WHAT IS EXPECTED: Transcribe exactly the entries from the "Decode this image" line to the end, both included, minus pictures.
#### MATERIAL SHOWN ####
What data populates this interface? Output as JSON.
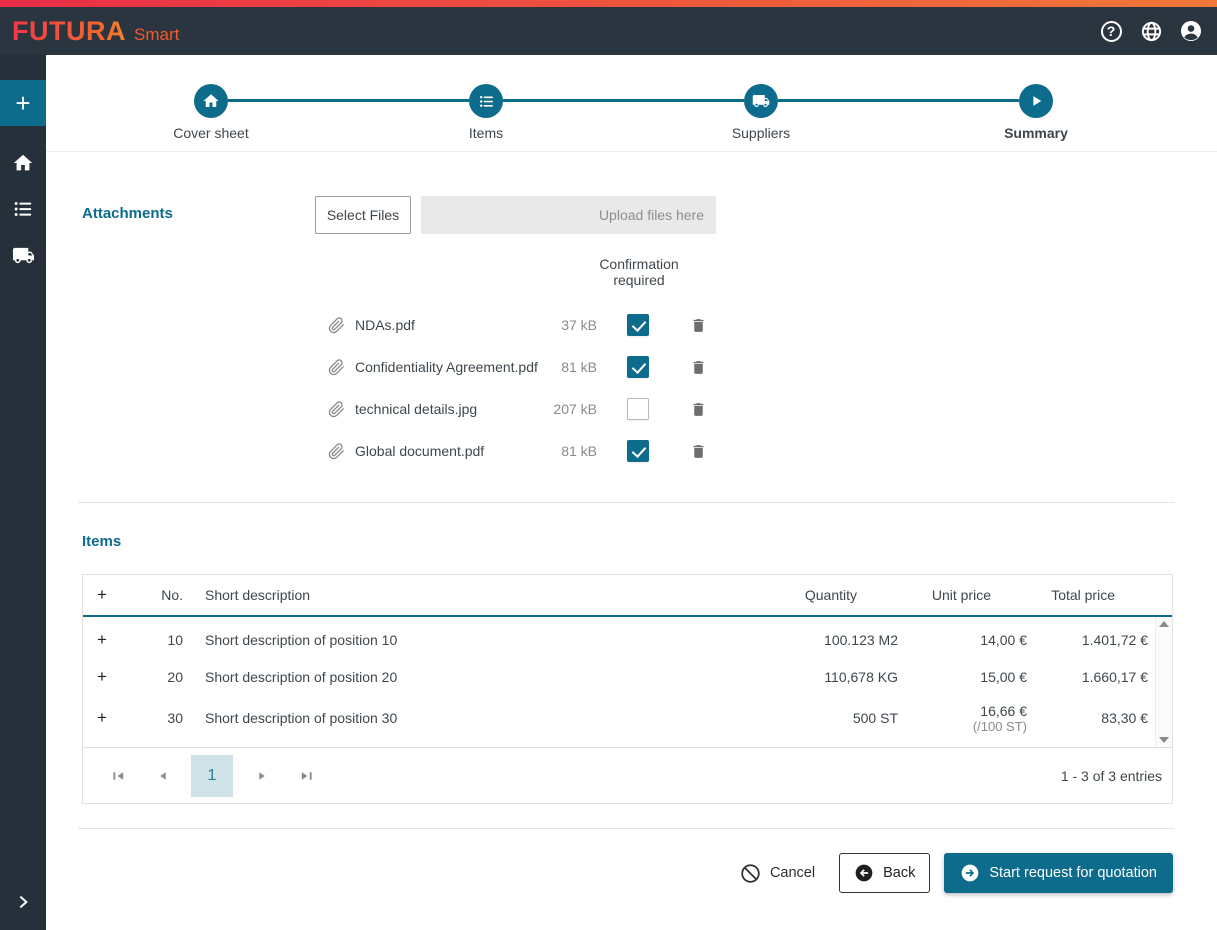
{
  "header": {
    "logo": "FUTURA",
    "logo_suffix": "Smart",
    "icons": {
      "help": "question-circle",
      "language": "globe",
      "account": "person-circle"
    }
  },
  "sidebar": {
    "plus_label": "+",
    "items": [
      {
        "icon": "home-icon"
      },
      {
        "icon": "list-icon"
      },
      {
        "icon": "truck-icon"
      }
    ],
    "expand_icon": "chevron-right"
  },
  "stepper": {
    "steps": [
      {
        "label": "Cover sheet",
        "icon": "home-icon",
        "active": false
      },
      {
        "label": "Items",
        "icon": "list-icon",
        "active": false
      },
      {
        "label": "Suppliers",
        "icon": "truck-icon",
        "active": false
      },
      {
        "label": "Summary",
        "icon": "play-icon",
        "active": true
      }
    ]
  },
  "attachments": {
    "title": "Attachments",
    "select_files_label": "Select Files",
    "dropzone_placeholder": "Upload files here",
    "confirmation_header": "Confirmation required",
    "files": [
      {
        "name": "NDAs.pdf",
        "size": "37 kB",
        "confirmation_required": true
      },
      {
        "name": "Confidentiality Agreement.pdf",
        "size": "81 kB",
        "confirmation_required": true
      },
      {
        "name": "technical details.jpg",
        "size": "207 kB",
        "confirmation_required": false
      },
      {
        "name": "Global document.pdf",
        "size": "81 kB",
        "confirmation_required": true
      }
    ]
  },
  "items": {
    "title": "Items",
    "columns": {
      "expand": "+",
      "no": "No.",
      "description": "Short description",
      "quantity": "Quantity",
      "unit_price": "Unit price",
      "total_price": "Total price"
    },
    "rows": [
      {
        "no": "10",
        "description": "Short description of position 10",
        "quantity": "100.123 M2",
        "unit_price": "14,00 €",
        "unit_price_note": "",
        "total_price": "1.401,72 €"
      },
      {
        "no": "20",
        "description": "Short description of position 20",
        "quantity": "110,678 KG",
        "unit_price": "15,00 €",
        "unit_price_note": "",
        "total_price": "1.660,17 €"
      },
      {
        "no": "30",
        "description": "Short description of position 30",
        "quantity": "500 ST",
        "unit_price": "16,66 €",
        "unit_price_note": "(/100 ST)",
        "total_price": "83,30 €"
      }
    ],
    "pagination": {
      "current_page": "1",
      "summary": "1 - 3 of 3 entries"
    }
  },
  "footer": {
    "cancel_label": "Cancel",
    "back_label": "Back",
    "submit_label": "Start request for quotation"
  },
  "colors": {
    "accent_teal": "#0d6b8c",
    "header_bg": "#2b3540",
    "sidebar_bg": "#25303a",
    "strip_gradient": [
      "#e92d48",
      "#f0783a"
    ],
    "page_box_bg": "#cfe2e8",
    "checkbox_checked": "#0d6b8c"
  }
}
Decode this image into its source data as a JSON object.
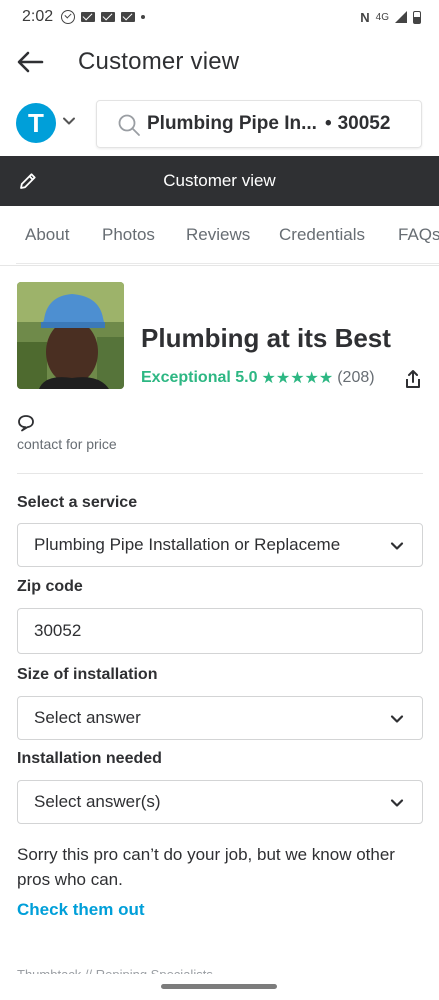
{
  "status_bar": {
    "time": "2:02",
    "network": "4G"
  },
  "app_bar": {
    "title": "Customer view"
  },
  "search": {
    "query": "Plumbing Pipe In...",
    "separator": "•",
    "zip": "30052"
  },
  "logo": {
    "letter": "T",
    "color": "#009fd9"
  },
  "banner": {
    "text": "Customer view"
  },
  "tabs": [
    "About",
    "Photos",
    "Reviews",
    "Credentials",
    "FAQs"
  ],
  "pro": {
    "name": "Plumbing at its Best",
    "rating_label": "Exceptional 5.0",
    "stars": "★★★★★",
    "reviews_count": "(208)",
    "rating_color": "#2db783"
  },
  "pricing": {
    "note": "contact for price"
  },
  "form": {
    "service_label": "Select a service",
    "service_value": "Plumbing Pipe Installation or Replaceme",
    "zip_label": "Zip code",
    "zip_value": "30052",
    "size_label": "Size of installation",
    "size_value": "Select answer",
    "needed_label": "Installation needed",
    "needed_value": "Select answer(s)"
  },
  "message": {
    "sorry": "Sorry this pro can’t do your job, but we know other pros who can.",
    "link": "Check them out"
  },
  "footer": {
    "breadcrumb": "Thumbtack // Repiping Specialists"
  },
  "icons": {
    "back": "back-arrow-icon",
    "search": "search-icon",
    "pencil": "pencil-icon",
    "share": "share-icon",
    "chat": "chat-bubble-icon",
    "chevron": "chevron-down-icon"
  }
}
####
OUTPUT OF THE EXERCISE:
Decode this image into its source data as a JSON object.
{
  "status_bar": {
    "time": "2:02",
    "network": "4G"
  },
  "app_bar": {
    "title": "Customer view"
  },
  "search": {
    "query": "Plumbing Pipe In...",
    "separator": "•",
    "zip": "30052"
  },
  "logo": {
    "letter": "T",
    "color": "#009fd9"
  },
  "banner": {
    "text": "Customer view"
  },
  "tabs": [
    "About",
    "Photos",
    "Reviews",
    "Credentials",
    "FAQs"
  ],
  "pro": {
    "name": "Plumbing at its Best",
    "rating_label": "Exceptional 5.0",
    "stars": "★★★★★",
    "reviews_count": "(208)",
    "rating_color": "#2db783"
  },
  "pricing": {
    "note": "contact for price"
  },
  "form": {
    "service_label": "Select a service",
    "service_value": "Plumbing Pipe Installation or Replaceme",
    "zip_label": "Zip code",
    "zip_value": "30052",
    "size_label": "Size of installation",
    "size_value": "Select answer",
    "needed_label": "Installation needed",
    "needed_value": "Select answer(s)"
  },
  "message": {
    "sorry": "Sorry this pro can’t do your job, but we know other pros who can.",
    "link": "Check them out"
  },
  "footer": {
    "breadcrumb": "Thumbtack // Repiping Specialists"
  },
  "icons": {
    "back": "back-arrow-icon",
    "search": "search-icon",
    "pencil": "pencil-icon",
    "share": "share-icon",
    "chat": "chat-bubble-icon",
    "chevron": "chevron-down-icon"
  }
}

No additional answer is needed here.